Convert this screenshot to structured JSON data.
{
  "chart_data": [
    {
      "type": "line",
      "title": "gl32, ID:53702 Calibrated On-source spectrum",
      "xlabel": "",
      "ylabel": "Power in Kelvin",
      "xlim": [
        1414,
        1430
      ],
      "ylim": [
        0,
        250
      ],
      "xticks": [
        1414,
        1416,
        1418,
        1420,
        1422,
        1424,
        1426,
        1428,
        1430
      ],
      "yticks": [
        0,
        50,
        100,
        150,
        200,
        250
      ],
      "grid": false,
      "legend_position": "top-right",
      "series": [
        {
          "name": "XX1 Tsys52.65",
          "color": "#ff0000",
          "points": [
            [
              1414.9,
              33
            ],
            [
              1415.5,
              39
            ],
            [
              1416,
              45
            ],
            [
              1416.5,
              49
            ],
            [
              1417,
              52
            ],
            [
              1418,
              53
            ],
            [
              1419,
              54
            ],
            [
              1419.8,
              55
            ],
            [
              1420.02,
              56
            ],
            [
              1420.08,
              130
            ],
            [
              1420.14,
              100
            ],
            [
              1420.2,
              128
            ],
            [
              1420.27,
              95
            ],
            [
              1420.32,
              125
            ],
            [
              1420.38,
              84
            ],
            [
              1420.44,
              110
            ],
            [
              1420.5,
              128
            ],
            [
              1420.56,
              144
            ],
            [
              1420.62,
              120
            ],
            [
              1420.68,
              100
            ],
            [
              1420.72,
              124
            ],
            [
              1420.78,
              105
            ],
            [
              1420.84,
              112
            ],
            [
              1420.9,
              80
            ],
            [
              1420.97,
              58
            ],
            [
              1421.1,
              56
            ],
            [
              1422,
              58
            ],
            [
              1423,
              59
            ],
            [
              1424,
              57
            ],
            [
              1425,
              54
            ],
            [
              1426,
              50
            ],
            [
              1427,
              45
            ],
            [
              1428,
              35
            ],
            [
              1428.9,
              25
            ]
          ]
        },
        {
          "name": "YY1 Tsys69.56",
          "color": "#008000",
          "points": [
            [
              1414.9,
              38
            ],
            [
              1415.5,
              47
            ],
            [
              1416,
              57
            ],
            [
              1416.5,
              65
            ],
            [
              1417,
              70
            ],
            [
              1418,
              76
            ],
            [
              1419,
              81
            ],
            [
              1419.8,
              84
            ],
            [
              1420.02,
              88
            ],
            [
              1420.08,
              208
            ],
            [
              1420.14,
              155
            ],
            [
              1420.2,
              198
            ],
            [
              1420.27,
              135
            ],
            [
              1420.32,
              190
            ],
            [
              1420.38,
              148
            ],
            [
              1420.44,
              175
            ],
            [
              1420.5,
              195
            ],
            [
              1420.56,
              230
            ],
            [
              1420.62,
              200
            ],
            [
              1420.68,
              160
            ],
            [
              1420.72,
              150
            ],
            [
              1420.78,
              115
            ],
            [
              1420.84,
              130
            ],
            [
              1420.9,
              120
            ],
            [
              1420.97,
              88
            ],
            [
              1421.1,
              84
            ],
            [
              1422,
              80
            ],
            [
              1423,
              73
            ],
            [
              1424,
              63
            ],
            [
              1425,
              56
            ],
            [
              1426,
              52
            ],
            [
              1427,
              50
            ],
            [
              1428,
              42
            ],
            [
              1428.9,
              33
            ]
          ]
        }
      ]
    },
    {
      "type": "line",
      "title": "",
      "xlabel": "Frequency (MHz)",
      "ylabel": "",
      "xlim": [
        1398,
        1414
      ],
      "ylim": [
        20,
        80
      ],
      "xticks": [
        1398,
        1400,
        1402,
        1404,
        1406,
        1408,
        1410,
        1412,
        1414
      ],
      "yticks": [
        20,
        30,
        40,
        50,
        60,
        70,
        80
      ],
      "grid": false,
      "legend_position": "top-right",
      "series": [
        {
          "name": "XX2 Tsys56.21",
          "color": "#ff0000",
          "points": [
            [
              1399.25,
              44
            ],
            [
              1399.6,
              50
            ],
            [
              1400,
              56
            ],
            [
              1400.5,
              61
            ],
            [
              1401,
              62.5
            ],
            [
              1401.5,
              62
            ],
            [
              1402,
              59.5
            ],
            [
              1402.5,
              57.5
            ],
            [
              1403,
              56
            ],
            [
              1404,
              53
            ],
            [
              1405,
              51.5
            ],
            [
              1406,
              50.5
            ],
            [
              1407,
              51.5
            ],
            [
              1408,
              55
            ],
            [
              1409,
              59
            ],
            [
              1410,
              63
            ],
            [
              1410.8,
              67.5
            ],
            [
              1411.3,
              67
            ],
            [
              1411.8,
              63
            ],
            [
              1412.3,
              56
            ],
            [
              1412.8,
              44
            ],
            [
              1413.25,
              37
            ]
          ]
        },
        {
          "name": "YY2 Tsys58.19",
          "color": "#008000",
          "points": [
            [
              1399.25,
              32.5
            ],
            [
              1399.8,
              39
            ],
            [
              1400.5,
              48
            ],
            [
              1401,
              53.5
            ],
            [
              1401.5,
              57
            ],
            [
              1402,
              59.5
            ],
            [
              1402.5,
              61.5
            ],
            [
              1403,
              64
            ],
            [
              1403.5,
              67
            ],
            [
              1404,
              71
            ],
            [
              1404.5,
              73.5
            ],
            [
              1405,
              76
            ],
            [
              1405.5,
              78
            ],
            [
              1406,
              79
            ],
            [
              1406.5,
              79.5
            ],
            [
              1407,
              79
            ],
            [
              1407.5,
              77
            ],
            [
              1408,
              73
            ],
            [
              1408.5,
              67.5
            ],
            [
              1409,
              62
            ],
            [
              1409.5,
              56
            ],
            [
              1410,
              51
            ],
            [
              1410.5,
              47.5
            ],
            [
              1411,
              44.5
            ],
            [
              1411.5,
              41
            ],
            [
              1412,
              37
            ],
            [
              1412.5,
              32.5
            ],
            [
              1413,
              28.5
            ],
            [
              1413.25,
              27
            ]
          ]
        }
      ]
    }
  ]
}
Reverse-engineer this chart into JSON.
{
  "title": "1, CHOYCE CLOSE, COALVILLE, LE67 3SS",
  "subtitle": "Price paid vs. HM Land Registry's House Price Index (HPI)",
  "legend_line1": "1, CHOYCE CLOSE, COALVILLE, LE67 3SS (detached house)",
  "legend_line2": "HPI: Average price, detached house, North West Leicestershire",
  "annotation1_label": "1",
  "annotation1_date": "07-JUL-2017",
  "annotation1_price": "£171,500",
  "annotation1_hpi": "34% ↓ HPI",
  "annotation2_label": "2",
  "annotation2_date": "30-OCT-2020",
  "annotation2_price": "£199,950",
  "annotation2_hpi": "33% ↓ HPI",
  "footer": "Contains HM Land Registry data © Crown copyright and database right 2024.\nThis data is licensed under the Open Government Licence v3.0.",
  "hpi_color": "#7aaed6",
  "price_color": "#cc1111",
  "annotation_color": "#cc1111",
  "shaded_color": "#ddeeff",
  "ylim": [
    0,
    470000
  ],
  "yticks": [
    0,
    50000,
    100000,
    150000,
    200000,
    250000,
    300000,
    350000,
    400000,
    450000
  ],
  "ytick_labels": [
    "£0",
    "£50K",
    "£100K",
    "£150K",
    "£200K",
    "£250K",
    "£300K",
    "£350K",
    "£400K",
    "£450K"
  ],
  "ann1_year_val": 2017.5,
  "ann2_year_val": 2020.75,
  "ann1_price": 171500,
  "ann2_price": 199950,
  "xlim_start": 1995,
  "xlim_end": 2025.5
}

## WRITTEN INSTRUCTION
Transcribe every entry word for word.

## THE RESPONSE
Convert this screenshot to structured JSON data.
{
  "chart_data": [
    {
      "type": "line",
      "title": "gl32, ID:53702 Calibrated On-source spectrum",
      "xlabel": "",
      "ylabel": "Power in Kelvin",
      "xlim": [
        1414,
        1430
      ],
      "ylim": [
        0,
        250
      ],
      "xticks": [
        1414,
        1416,
        1418,
        1420,
        1422,
        1424,
        1426,
        1428,
        1430
      ],
      "yticks": [
        0,
        50,
        100,
        150,
        200,
        250
      ],
      "grid": false,
      "legend_position": "top-right",
      "series": [
        {
          "name": "XX1 Tsys52.65",
          "color": "#ff0000",
          "points": [
            [
              1414.9,
              33
            ],
            [
              1415.5,
              39
            ],
            [
              1416,
              45
            ],
            [
              1416.5,
              49
            ],
            [
              1417,
              52
            ],
            [
              1418,
              53
            ],
            [
              1419,
              54
            ],
            [
              1419.8,
              55
            ],
            [
              1420.02,
              56
            ],
            [
              1420.08,
              130
            ],
            [
              1420.14,
              100
            ],
            [
              1420.2,
              128
            ],
            [
              1420.27,
              95
            ],
            [
              1420.32,
              125
            ],
            [
              1420.38,
              84
            ],
            [
              1420.44,
              110
            ],
            [
              1420.5,
              128
            ],
            [
              1420.56,
              144
            ],
            [
              1420.62,
              120
            ],
            [
              1420.68,
              100
            ],
            [
              1420.72,
              124
            ],
            [
              1420.78,
              105
            ],
            [
              1420.84,
              112
            ],
            [
              1420.9,
              80
            ],
            [
              1420.97,
              58
            ],
            [
              1421.1,
              56
            ],
            [
              1422,
              58
            ],
            [
              1423,
              59
            ],
            [
              1424,
              57
            ],
            [
              1425,
              54
            ],
            [
              1426,
              50
            ],
            [
              1427,
              45
            ],
            [
              1428,
              35
            ],
            [
              1428.9,
              25
            ]
          ]
        },
        {
          "name": "YY1 Tsys69.56",
          "color": "#008000",
          "points": [
            [
              1414.9,
              38
            ],
            [
              1415.5,
              47
            ],
            [
              1416,
              57
            ],
            [
              1416.5,
              65
            ],
            [
              1417,
              70
            ],
            [
              1418,
              76
            ],
            [
              1419,
              81
            ],
            [
              1419.8,
              84
            ],
            [
              1420.02,
              88
            ],
            [
              1420.08,
              208
            ],
            [
              1420.14,
              155
            ],
            [
              1420.2,
              198
            ],
            [
              1420.27,
              135
            ],
            [
              1420.32,
              190
            ],
            [
              1420.38,
              148
            ],
            [
              1420.44,
              175
            ],
            [
              1420.5,
              195
            ],
            [
              1420.56,
              230
            ],
            [
              1420.62,
              200
            ],
            [
              1420.68,
              160
            ],
            [
              1420.72,
              150
            ],
            [
              1420.78,
              115
            ],
            [
              1420.84,
              130
            ],
            [
              1420.9,
              120
            ],
            [
              1420.97,
              88
            ],
            [
              1421.1,
              84
            ],
            [
              1422,
              80
            ],
            [
              1423,
              73
            ],
            [
              1424,
              63
            ],
            [
              1425,
              56
            ],
            [
              1426,
              52
            ],
            [
              1427,
              50
            ],
            [
              1428,
              42
            ],
            [
              1428.9,
              33
            ]
          ]
        }
      ]
    },
    {
      "type": "line",
      "title": "",
      "xlabel": "Frequency (MHz)",
      "ylabel": "",
      "xlim": [
        1398,
        1414
      ],
      "ylim": [
        20,
        80
      ],
      "xticks": [
        1398,
        1400,
        1402,
        1404,
        1406,
        1408,
        1410,
        1412,
        1414
      ],
      "yticks": [
        20,
        30,
        40,
        50,
        60,
        70,
        80
      ],
      "grid": false,
      "legend_position": "top-right",
      "series": [
        {
          "name": "XX2 Tsys56.21",
          "color": "#ff0000",
          "points": [
            [
              1399.25,
              44
            ],
            [
              1399.6,
              50
            ],
            [
              1400,
              56
            ],
            [
              1400.5,
              61
            ],
            [
              1401,
              62.5
            ],
            [
              1401.5,
              62
            ],
            [
              1402,
              59.5
            ],
            [
              1402.5,
              57.5
            ],
            [
              1403,
              56
            ],
            [
              1404,
              53
            ],
            [
              1405,
              51.5
            ],
            [
              1406,
              50.5
            ],
            [
              1407,
              51.5
            ],
            [
              1408,
              55
            ],
            [
              1409,
              59
            ],
            [
              1410,
              63
            ],
            [
              1410.8,
              67.5
            ],
            [
              1411.3,
              67
            ],
            [
              1411.8,
              63
            ],
            [
              1412.3,
              56
            ],
            [
              1412.8,
              44
            ],
            [
              1413.25,
              37
            ]
          ]
        },
        {
          "name": "YY2 Tsys58.19",
          "color": "#008000",
          "points": [
            [
              1399.25,
              32.5
            ],
            [
              1399.8,
              39
            ],
            [
              1400.5,
              48
            ],
            [
              1401,
              53.5
            ],
            [
              1401.5,
              57
            ],
            [
              1402,
              59.5
            ],
            [
              1402.5,
              61.5
            ],
            [
              1403,
              64
            ],
            [
              1403.5,
              67
            ],
            [
              1404,
              71
            ],
            [
              1404.5,
              73.5
            ],
            [
              1405,
              76
            ],
            [
              1405.5,
              78
            ],
            [
              1406,
              79
            ],
            [
              1406.5,
              79.5
            ],
            [
              1407,
              79
            ],
            [
              1407.5,
              77
            ],
            [
              1408,
              73
            ],
            [
              1408.5,
              67.5
            ],
            [
              1409,
              62
            ],
            [
              1409.5,
              56
            ],
            [
              1410,
              51
            ],
            [
              1410.5,
              47.5
            ],
            [
              1411,
              44.5
            ],
            [
              1411.5,
              41
            ],
            [
              1412,
              37
            ],
            [
              1412.5,
              32.5
            ],
            [
              1413,
              28.5
            ],
            [
              1413.25,
              27
            ]
          ]
        }
      ]
    }
  ]
}
Reverse-engineer this chart into JSON.
{
  "title": "1, CHOYCE CLOSE, COALVILLE, LE67 3SS",
  "subtitle": "Price paid vs. HM Land Registry's House Price Index (HPI)",
  "legend_line1": "1, CHOYCE CLOSE, COALVILLE, LE67 3SS (detached house)",
  "legend_line2": "HPI: Average price, detached house, North West Leicestershire",
  "annotation1_label": "1",
  "annotation1_date": "07-JUL-2017",
  "annotation1_price": "£171,500",
  "annotation1_hpi": "34% ↓ HPI",
  "annotation2_label": "2",
  "annotation2_date": "30-OCT-2020",
  "annotation2_price": "£199,950",
  "annotation2_hpi": "33% ↓ HPI",
  "footer": "Contains HM Land Registry data © Crown copyright and database right 2024.\nThis data is licensed under the Open Government Licence v3.0.",
  "hpi_color": "#7aaed6",
  "price_color": "#cc1111",
  "annotation_color": "#cc1111",
  "shaded_color": "#ddeeff",
  "ylim": [
    0,
    470000
  ],
  "yticks": [
    0,
    50000,
    100000,
    150000,
    200000,
    250000,
    300000,
    350000,
    400000,
    450000
  ],
  "ytick_labels": [
    "£0",
    "£50K",
    "£100K",
    "£150K",
    "£200K",
    "£250K",
    "£300K",
    "£350K",
    "£400K",
    "£450K"
  ],
  "ann1_year_val": 2017.5,
  "ann2_year_val": 2020.75,
  "ann1_price": 171500,
  "ann2_price": 199950,
  "xlim_start": 1995,
  "xlim_end": 2025.5
}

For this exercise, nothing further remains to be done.